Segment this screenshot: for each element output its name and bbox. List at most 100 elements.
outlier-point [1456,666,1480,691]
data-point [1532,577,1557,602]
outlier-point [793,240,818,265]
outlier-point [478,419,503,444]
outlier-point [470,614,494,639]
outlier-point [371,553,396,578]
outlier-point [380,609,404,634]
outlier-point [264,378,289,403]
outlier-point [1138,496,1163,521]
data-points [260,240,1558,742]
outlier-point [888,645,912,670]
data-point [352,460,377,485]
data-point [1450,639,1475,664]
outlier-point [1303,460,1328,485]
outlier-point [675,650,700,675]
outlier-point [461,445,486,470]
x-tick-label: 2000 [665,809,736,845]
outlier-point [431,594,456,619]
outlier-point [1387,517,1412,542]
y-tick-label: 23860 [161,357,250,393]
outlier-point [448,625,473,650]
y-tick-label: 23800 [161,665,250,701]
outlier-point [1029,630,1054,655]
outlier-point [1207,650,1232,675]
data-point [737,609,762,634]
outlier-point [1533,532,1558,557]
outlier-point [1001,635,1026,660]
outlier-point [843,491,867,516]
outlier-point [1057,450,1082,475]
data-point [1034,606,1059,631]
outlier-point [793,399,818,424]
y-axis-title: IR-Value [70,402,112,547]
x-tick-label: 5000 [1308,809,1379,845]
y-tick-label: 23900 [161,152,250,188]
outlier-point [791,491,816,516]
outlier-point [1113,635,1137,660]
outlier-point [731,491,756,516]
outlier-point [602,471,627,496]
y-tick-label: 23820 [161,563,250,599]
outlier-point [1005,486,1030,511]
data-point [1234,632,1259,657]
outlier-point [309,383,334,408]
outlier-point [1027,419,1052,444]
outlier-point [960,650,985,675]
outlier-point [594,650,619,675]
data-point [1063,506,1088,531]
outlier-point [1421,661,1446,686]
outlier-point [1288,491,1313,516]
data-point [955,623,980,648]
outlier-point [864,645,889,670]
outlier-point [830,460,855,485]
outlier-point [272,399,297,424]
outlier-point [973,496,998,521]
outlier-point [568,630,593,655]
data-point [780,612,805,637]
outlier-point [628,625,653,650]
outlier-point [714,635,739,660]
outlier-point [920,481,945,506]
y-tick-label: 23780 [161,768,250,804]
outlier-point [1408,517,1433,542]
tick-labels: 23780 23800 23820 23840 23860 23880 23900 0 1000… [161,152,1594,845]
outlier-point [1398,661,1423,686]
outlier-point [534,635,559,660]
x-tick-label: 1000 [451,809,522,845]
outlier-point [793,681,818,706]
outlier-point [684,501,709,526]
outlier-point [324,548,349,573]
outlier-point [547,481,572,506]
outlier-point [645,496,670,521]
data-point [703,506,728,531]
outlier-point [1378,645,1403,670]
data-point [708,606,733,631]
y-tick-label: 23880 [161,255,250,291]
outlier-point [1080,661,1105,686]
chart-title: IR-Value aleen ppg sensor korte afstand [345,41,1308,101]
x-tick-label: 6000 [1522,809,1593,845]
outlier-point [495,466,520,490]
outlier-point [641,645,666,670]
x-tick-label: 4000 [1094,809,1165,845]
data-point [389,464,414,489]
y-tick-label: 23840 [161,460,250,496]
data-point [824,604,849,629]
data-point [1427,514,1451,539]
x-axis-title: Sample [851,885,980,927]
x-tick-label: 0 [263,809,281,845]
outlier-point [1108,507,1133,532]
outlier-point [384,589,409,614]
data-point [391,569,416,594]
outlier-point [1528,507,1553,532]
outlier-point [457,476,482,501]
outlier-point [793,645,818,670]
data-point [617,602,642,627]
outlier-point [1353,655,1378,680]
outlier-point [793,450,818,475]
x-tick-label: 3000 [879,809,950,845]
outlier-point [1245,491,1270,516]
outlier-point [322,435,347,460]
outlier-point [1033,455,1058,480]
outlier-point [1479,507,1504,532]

Given instruction:
Recast the listing, from its first line through the line containing "data-point [1034,606,1059,631]", as a JSON array of strings with one string per line and no blank lines.

Finished answer:
[
  "Segment this screenshot: for each element output its name and bbox. List at most 100 elements.",
  "outlier-point [1456,666,1480,691]",
  "data-point [1532,577,1557,602]",
  "outlier-point [793,240,818,265]",
  "outlier-point [478,419,503,444]",
  "outlier-point [470,614,494,639]",
  "outlier-point [371,553,396,578]",
  "outlier-point [380,609,404,634]",
  "outlier-point [264,378,289,403]",
  "outlier-point [1138,496,1163,521]",
  "data-points [260,240,1558,742]",
  "outlier-point [888,645,912,670]",
  "data-point [352,460,377,485]",
  "data-point [1450,639,1475,664]",
  "outlier-point [1303,460,1328,485]",
  "outlier-point [675,650,700,675]",
  "outlier-point [461,445,486,470]",
  "x-tick-label: 2000 [665,809,736,845]",
  "outlier-point [431,594,456,619]",
  "outlier-point [1387,517,1412,542]",
  "y-tick-label: 23860 [161,357,250,393]",
  "outlier-point [448,625,473,650]",
  "y-tick-label: 23800 [161,665,250,701]",
  "outlier-point [1029,630,1054,655]",
  "outlier-point [1207,650,1232,675]",
  "data-point [737,609,762,634]",
  "outlier-point [1533,532,1558,557]",
  "outlier-point [1001,635,1026,660]",
  "outlier-point [843,491,867,516]",
  "outlier-point [1057,450,1082,475]",
  "data-point [1034,606,1059,631]"
]